Requirement: Transcribe all of the material below word for word and leave out its pictures.

Provided data:
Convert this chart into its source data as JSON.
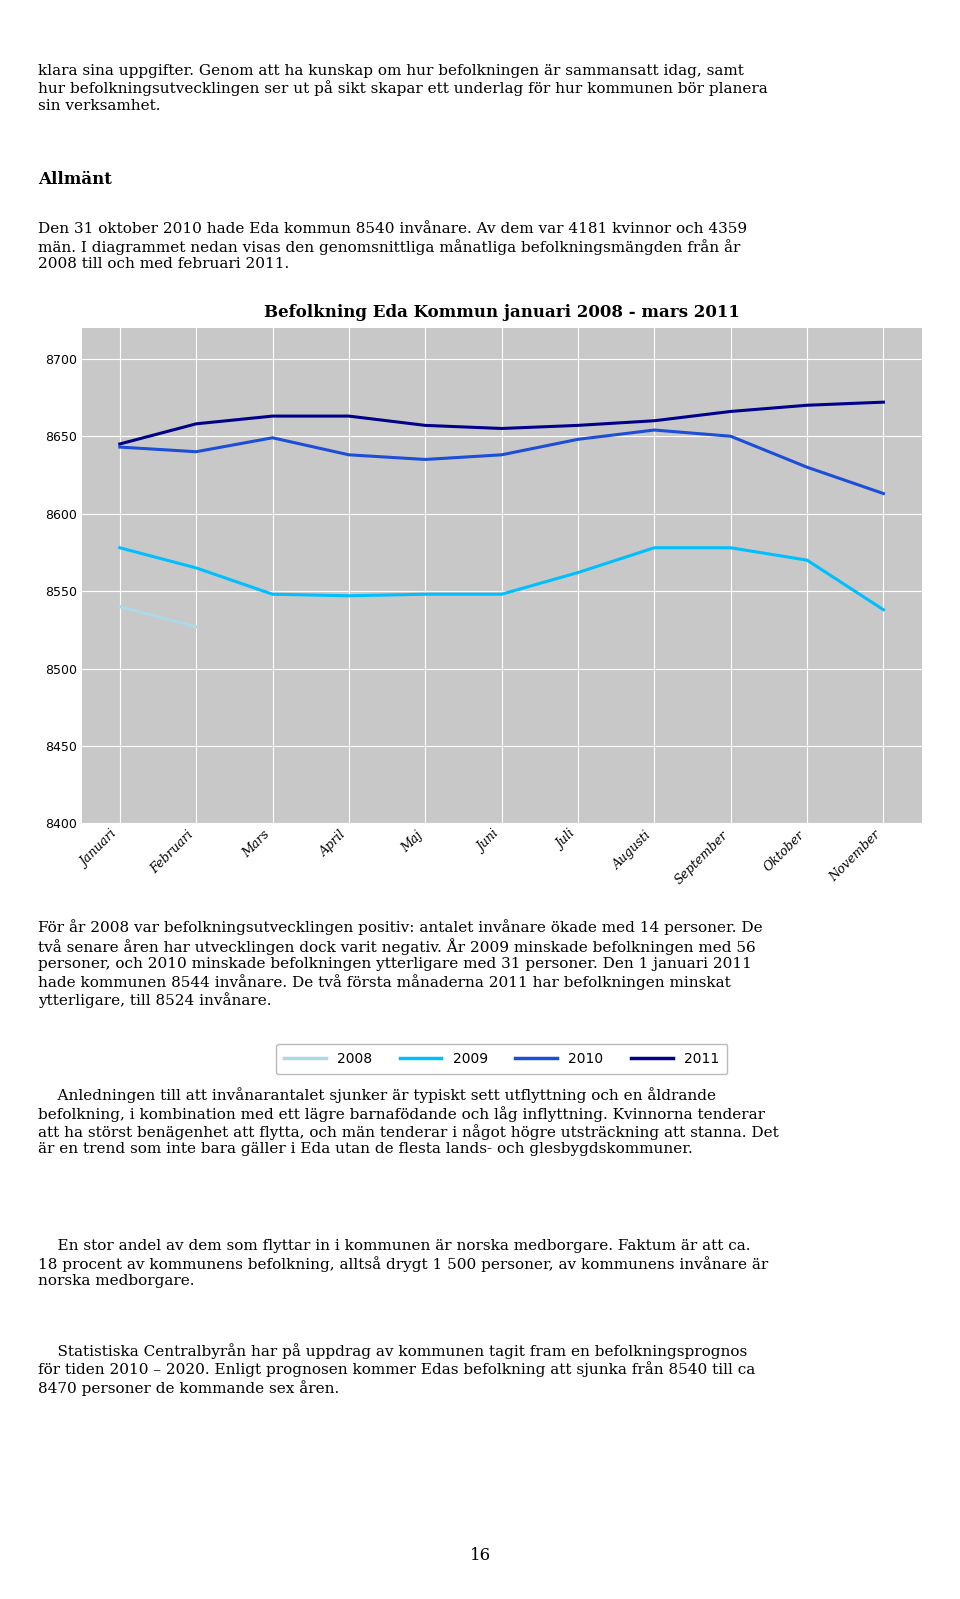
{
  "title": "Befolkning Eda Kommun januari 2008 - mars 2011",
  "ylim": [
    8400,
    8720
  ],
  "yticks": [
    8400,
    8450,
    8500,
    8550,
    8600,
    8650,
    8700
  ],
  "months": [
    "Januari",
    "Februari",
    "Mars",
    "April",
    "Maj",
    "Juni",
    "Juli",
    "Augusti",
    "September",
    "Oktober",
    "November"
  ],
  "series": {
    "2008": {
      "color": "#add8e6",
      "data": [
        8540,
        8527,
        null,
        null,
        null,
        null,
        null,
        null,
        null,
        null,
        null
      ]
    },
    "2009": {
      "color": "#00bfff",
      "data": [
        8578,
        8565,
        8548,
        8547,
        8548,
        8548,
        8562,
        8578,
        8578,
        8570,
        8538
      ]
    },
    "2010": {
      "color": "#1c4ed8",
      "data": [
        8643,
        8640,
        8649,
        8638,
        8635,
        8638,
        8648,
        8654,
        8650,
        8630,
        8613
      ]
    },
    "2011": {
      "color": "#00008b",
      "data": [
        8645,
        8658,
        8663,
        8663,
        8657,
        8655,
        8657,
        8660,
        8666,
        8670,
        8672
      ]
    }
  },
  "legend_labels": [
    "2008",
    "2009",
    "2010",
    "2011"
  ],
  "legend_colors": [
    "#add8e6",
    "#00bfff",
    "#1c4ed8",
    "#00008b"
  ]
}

Answer for this exercise:
Convert this chart into its source data as JSON.
{
  "title": "Befolkning Eda Kommun januari 2008 - mars 2011",
  "ylim": [
    8400,
    8720
  ],
  "yticks": [
    8400,
    8450,
    8500,
    8550,
    8600,
    8650,
    8700
  ],
  "months": [
    "Januari",
    "Februari",
    "Mars",
    "April",
    "Maj",
    "Juni",
    "Juli",
    "Augusti",
    "September",
    "Oktober",
    "November"
  ],
  "series": {
    "2008": {
      "color": "#add8e6",
      "data": [
        8540,
        8527,
        null,
        null,
        null,
        null,
        null,
        null,
        null,
        null,
        null
      ]
    },
    "2009": {
      "color": "#00bfff",
      "data": [
        8578,
        8565,
        8548,
        8547,
        8548,
        8548,
        8562,
        8578,
        8578,
        8570,
        8538
      ]
    },
    "2010": {
      "color": "#1c4ed8",
      "data": [
        8643,
        8640,
        8649,
        8638,
        8635,
        8638,
        8648,
        8654,
        8650,
        8630,
        8613
      ]
    },
    "2011": {
      "color": "#00008b",
      "data": [
        8645,
        8658,
        8663,
        8663,
        8657,
        8655,
        8657,
        8660,
        8666,
        8670,
        8672
      ]
    }
  },
  "legend_labels": [
    "2008",
    "2009",
    "2010",
    "2011"
  ],
  "legend_colors": [
    "#add8e6",
    "#00bfff",
    "#1c4ed8",
    "#00008b"
  ]
}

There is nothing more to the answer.